## BEGIN Given records
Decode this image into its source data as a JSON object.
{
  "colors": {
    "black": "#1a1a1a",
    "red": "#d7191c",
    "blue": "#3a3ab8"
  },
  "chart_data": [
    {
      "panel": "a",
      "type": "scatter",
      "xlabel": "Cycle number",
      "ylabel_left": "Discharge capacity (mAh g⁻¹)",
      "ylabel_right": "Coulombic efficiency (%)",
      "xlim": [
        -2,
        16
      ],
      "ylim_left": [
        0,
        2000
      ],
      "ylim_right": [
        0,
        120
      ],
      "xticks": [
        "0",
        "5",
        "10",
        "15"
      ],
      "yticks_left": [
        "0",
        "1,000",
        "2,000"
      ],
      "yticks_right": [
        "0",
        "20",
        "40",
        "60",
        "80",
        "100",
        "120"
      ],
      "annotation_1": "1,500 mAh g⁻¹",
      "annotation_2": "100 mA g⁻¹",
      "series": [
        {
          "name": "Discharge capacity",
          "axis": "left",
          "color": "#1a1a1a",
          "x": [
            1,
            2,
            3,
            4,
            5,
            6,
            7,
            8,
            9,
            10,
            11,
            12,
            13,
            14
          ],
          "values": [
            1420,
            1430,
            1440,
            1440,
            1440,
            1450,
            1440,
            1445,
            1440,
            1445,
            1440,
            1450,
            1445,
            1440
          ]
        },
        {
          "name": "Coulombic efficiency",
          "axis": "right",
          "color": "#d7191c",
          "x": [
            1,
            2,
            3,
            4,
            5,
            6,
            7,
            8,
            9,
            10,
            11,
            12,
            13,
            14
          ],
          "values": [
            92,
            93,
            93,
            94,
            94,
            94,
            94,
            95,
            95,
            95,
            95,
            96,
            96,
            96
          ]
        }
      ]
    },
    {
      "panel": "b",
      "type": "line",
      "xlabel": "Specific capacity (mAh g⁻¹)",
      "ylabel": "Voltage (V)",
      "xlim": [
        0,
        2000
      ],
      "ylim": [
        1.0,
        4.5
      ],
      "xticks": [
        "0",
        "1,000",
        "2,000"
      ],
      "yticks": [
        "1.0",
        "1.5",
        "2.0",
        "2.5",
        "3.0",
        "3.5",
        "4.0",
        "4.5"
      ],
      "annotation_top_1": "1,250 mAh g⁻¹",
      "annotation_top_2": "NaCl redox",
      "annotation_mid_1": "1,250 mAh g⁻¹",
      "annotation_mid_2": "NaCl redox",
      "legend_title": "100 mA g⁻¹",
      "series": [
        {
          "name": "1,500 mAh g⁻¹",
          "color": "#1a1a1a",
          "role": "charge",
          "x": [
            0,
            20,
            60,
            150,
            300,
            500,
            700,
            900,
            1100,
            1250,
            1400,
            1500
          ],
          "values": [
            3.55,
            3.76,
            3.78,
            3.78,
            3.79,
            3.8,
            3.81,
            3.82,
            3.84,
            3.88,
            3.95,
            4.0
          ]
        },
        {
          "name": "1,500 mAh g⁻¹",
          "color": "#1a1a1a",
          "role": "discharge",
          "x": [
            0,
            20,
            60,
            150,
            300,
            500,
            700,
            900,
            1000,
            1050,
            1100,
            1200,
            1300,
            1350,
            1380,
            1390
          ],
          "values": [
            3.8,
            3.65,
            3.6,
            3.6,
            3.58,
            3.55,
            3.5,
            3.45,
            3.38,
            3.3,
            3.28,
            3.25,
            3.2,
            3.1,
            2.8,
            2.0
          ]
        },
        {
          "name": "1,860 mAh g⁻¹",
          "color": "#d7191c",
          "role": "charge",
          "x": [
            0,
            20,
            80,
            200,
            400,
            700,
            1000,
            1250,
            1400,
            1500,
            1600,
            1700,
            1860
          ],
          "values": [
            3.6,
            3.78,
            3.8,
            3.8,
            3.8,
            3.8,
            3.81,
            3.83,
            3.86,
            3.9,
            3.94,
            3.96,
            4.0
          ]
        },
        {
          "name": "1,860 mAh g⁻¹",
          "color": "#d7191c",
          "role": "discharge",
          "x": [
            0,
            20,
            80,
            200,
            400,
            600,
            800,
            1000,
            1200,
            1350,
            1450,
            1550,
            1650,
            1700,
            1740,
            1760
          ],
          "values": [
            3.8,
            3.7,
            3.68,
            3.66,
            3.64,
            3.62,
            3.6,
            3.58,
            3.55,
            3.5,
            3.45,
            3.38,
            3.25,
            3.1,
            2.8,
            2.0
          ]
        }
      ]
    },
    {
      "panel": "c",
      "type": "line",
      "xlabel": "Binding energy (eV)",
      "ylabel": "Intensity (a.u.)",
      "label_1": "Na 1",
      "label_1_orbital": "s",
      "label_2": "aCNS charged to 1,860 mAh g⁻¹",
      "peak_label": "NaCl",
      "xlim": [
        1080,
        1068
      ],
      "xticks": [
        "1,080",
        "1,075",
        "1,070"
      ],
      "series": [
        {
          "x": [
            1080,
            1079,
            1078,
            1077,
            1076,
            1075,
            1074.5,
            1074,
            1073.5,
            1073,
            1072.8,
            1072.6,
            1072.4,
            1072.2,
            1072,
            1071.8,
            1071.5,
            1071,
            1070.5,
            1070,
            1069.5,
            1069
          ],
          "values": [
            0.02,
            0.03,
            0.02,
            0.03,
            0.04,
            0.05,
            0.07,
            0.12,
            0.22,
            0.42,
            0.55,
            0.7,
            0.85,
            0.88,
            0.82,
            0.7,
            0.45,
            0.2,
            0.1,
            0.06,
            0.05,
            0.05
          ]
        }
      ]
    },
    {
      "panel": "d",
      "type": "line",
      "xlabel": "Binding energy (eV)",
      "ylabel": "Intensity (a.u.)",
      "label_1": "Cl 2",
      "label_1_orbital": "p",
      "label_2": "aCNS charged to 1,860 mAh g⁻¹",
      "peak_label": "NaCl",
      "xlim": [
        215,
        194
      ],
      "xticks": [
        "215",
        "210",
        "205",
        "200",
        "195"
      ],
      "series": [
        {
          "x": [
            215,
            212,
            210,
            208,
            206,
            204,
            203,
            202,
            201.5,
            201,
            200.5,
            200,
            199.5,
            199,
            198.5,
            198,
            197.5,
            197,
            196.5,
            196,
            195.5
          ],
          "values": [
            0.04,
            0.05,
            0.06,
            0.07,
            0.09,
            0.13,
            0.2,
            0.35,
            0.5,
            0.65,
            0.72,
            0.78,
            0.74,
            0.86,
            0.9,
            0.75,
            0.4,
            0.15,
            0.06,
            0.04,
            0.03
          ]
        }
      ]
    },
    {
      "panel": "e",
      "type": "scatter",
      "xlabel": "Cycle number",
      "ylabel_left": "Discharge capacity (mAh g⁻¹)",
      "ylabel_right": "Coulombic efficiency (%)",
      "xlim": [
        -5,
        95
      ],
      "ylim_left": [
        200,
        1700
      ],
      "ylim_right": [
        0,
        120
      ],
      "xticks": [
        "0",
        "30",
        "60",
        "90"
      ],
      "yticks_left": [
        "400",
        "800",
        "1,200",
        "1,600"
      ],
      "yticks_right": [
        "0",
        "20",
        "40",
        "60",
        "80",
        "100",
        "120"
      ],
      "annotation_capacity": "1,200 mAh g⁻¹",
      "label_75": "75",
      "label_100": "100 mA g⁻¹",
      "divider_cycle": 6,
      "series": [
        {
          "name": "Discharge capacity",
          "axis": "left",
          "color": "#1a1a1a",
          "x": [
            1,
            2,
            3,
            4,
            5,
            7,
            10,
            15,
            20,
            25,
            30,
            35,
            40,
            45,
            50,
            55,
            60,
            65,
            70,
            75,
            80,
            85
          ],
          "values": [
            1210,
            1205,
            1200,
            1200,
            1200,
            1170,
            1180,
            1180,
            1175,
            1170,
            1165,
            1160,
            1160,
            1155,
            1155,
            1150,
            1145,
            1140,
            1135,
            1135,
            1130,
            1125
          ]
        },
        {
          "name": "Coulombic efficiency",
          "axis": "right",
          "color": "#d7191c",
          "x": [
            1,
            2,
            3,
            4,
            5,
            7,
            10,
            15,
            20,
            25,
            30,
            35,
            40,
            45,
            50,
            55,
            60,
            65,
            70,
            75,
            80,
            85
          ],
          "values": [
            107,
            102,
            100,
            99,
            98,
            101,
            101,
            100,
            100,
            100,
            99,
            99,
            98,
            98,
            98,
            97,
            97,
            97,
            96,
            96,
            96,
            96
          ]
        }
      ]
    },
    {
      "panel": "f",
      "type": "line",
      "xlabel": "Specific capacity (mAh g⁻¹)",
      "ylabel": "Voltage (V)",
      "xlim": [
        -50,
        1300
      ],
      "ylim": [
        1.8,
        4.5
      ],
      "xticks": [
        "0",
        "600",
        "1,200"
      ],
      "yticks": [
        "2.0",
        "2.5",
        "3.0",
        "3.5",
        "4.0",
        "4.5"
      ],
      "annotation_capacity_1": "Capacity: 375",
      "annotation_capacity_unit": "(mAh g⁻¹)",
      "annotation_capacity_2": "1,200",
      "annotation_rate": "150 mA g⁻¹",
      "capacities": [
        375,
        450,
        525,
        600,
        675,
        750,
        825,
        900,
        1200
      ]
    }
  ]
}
## END Given records
— Requirement —
From the data above, copy each line where the string "redox" appears.

— Correct answer —
      "annotation_top_2": "NaCl redox",
      "annotation_mid_2": "NaCl redox",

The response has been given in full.